-- Extracted records --
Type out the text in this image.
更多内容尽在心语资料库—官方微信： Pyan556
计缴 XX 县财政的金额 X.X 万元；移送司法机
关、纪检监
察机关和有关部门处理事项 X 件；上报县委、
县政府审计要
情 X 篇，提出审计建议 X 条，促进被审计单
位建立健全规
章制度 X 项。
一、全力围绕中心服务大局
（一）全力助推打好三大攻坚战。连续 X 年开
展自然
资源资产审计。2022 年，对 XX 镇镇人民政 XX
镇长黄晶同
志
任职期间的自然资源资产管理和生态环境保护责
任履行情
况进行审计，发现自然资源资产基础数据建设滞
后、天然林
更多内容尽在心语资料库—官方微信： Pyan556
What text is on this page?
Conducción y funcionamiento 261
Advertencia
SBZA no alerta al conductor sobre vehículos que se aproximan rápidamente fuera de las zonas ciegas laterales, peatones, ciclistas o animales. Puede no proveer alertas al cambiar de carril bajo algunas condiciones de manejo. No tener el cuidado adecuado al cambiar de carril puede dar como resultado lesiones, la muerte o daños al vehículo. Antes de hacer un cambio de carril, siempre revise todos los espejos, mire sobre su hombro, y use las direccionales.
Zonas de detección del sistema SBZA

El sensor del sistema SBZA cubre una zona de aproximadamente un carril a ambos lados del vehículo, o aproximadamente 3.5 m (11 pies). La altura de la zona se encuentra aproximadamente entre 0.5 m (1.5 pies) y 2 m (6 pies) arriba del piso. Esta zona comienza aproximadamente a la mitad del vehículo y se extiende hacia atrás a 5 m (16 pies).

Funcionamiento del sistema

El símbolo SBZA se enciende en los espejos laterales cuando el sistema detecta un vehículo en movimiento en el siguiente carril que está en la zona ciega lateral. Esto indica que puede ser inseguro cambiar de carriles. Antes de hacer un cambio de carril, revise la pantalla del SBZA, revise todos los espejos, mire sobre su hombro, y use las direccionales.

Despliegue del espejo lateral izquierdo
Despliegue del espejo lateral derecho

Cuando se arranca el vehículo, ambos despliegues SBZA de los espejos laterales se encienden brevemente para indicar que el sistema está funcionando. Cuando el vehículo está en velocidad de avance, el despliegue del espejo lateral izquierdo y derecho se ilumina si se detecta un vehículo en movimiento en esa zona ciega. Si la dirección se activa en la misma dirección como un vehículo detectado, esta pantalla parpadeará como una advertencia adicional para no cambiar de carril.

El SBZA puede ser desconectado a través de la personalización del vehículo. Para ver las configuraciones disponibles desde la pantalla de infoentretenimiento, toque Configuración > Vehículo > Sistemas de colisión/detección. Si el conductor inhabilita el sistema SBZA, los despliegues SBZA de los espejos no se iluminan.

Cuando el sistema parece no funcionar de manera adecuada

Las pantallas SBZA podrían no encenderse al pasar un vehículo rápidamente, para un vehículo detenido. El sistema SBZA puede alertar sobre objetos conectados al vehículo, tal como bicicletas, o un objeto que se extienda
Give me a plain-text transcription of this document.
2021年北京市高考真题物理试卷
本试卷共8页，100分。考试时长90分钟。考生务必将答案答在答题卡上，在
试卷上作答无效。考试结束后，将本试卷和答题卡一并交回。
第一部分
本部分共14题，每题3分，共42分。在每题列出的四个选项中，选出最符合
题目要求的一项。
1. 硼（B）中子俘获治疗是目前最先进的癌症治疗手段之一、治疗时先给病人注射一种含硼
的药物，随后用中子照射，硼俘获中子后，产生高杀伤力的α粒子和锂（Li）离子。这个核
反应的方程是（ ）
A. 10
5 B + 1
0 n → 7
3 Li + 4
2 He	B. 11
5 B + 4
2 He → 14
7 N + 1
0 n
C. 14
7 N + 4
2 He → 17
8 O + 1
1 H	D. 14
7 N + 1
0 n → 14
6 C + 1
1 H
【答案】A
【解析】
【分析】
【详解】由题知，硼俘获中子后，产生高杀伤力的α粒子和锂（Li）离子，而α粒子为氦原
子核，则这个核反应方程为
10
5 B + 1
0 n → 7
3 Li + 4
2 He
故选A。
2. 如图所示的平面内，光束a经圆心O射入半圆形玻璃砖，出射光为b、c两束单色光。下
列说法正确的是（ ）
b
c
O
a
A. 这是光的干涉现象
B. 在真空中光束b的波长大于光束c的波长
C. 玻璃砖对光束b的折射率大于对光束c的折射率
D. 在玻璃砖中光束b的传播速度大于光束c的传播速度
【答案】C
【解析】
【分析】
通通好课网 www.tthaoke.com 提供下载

-- TASK INSTRUCTIONS --
Count the lines in the entries above that include the string "detecta", then give only that figure.

-- TASK ANSWER --
2